» What to produce
Collect every line that includes the string "days".

» Given data

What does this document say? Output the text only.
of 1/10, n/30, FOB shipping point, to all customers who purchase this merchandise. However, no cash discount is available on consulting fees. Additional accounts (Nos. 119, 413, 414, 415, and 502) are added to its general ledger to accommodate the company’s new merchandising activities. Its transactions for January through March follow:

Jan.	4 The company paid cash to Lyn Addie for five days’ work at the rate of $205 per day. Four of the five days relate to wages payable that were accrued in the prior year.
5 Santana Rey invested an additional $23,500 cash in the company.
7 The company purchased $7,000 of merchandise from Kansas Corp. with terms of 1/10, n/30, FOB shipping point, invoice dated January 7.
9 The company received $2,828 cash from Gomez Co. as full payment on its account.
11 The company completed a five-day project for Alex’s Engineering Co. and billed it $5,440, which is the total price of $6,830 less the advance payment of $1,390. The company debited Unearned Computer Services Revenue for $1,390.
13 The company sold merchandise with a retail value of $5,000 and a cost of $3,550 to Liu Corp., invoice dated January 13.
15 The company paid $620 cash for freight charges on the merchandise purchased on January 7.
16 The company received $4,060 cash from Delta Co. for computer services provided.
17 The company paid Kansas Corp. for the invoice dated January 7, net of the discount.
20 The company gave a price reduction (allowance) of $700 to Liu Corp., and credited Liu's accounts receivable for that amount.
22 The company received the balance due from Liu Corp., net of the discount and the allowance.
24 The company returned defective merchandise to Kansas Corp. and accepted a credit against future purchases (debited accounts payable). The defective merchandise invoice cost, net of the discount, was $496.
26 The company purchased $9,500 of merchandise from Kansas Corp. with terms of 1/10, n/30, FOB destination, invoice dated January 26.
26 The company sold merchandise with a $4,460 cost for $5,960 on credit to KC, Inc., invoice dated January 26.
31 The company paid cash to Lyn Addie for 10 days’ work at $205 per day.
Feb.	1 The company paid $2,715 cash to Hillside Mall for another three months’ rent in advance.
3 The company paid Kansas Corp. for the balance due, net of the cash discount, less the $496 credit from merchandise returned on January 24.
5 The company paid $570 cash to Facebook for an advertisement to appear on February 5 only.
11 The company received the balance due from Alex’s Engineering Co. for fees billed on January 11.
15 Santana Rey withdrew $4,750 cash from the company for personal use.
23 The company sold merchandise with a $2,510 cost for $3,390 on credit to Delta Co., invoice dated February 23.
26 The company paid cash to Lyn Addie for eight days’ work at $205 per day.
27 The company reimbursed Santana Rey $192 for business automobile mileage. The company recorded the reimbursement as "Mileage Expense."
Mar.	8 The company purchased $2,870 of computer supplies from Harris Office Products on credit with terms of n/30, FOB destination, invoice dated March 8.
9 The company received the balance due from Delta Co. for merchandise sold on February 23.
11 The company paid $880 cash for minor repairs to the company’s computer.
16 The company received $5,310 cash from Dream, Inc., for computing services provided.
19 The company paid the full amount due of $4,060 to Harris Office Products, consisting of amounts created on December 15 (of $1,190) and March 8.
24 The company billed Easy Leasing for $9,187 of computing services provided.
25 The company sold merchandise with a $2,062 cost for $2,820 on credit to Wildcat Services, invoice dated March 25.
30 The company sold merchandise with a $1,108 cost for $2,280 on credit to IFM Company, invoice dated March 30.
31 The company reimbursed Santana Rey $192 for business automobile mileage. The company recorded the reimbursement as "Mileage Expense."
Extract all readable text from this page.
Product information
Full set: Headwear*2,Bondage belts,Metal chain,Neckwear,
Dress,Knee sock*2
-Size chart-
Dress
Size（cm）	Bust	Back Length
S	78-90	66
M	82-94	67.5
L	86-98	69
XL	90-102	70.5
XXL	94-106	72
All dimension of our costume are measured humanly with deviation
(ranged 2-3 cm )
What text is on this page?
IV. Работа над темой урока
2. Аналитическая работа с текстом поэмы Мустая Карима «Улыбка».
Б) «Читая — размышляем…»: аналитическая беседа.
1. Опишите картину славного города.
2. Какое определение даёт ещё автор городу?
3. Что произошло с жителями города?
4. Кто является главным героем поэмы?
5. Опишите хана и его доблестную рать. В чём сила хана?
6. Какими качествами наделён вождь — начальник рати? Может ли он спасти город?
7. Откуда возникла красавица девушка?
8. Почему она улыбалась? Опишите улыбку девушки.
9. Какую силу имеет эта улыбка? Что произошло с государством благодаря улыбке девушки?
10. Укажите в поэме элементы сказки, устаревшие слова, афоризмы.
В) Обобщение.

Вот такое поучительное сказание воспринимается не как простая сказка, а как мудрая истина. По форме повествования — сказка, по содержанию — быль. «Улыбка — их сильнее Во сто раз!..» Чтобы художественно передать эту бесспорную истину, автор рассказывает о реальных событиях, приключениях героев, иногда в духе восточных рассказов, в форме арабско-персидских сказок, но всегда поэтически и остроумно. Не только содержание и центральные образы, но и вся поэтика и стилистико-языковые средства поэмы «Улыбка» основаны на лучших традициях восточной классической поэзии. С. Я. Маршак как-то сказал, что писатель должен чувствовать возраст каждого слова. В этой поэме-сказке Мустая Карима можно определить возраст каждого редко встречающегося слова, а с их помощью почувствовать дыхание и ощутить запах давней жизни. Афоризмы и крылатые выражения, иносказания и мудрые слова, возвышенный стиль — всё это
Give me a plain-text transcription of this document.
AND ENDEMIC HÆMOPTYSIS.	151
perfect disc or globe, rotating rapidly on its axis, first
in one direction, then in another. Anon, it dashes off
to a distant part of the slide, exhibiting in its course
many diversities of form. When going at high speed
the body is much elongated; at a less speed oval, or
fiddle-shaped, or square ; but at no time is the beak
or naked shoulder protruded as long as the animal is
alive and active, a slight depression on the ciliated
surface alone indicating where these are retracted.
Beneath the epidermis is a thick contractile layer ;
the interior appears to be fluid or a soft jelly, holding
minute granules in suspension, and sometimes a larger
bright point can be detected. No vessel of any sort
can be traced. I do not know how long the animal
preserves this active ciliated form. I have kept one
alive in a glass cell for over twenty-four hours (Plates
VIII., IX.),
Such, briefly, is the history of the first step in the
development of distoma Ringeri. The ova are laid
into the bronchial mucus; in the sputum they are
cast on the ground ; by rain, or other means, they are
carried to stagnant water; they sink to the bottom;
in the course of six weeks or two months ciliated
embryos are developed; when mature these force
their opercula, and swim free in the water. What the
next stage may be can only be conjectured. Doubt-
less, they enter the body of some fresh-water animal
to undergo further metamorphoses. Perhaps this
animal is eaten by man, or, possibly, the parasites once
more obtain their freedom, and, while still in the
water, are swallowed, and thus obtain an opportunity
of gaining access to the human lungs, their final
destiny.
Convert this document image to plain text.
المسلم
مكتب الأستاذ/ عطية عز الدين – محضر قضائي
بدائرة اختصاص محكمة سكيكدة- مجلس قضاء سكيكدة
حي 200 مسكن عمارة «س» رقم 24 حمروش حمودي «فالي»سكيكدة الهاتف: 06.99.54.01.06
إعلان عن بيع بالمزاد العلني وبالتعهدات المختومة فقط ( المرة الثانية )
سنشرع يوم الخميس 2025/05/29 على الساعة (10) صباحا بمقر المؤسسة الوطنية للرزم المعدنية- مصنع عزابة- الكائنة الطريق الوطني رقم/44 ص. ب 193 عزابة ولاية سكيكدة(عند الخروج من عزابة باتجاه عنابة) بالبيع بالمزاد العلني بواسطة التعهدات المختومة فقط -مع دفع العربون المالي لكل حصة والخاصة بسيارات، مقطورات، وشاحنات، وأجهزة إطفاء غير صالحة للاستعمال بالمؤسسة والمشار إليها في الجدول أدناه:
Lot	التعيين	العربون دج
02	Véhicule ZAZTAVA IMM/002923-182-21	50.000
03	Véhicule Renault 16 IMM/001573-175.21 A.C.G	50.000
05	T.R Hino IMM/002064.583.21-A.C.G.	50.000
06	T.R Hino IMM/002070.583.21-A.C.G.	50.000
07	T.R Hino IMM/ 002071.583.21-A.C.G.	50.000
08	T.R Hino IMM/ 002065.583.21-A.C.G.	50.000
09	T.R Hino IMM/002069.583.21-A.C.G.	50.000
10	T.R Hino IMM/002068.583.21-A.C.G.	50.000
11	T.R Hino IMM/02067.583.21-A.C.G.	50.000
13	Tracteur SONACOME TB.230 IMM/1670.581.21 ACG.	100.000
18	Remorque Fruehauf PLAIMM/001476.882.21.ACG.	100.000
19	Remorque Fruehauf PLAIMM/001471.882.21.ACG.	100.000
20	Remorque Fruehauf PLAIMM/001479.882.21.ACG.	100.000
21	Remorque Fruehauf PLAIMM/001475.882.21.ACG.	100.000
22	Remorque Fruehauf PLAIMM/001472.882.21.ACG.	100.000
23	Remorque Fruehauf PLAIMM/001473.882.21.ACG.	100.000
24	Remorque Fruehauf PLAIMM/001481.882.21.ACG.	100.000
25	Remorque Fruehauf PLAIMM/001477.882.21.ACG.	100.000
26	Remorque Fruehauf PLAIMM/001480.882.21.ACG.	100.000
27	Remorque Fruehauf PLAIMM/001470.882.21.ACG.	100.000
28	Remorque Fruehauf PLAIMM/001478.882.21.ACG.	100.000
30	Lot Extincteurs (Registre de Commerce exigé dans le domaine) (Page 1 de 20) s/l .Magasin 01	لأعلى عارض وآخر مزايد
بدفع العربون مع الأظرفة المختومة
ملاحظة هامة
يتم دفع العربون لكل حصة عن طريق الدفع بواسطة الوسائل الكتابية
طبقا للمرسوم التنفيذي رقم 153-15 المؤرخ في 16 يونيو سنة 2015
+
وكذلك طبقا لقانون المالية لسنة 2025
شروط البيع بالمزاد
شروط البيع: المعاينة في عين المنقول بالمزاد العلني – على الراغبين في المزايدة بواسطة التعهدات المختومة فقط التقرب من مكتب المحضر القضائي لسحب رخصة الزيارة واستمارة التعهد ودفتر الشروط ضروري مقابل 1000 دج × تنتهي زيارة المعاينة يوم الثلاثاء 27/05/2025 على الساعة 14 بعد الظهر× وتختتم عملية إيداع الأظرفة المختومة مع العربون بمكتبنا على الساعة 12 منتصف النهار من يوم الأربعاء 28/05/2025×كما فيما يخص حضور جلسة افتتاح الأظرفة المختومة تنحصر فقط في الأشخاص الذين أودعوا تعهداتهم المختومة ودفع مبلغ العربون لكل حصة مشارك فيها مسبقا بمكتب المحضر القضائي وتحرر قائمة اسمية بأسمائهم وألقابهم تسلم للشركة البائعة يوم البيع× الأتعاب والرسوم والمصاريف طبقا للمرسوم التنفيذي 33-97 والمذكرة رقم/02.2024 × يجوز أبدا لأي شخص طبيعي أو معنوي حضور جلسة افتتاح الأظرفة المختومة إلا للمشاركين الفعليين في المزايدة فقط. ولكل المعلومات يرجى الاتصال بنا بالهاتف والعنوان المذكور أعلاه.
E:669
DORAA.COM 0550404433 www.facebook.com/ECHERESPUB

» Result for this task
Jan.	4 The company paid cash to Lyn Addie for five days’ work at the rate of $205 per day. Four of the five days relate to wages payable that were accrued in the prior year.
31 The company paid cash to Lyn Addie for 10 days’ work at $205 per day.
26 The company paid cash to Lyn Addie for eight days’ work at $205 per day.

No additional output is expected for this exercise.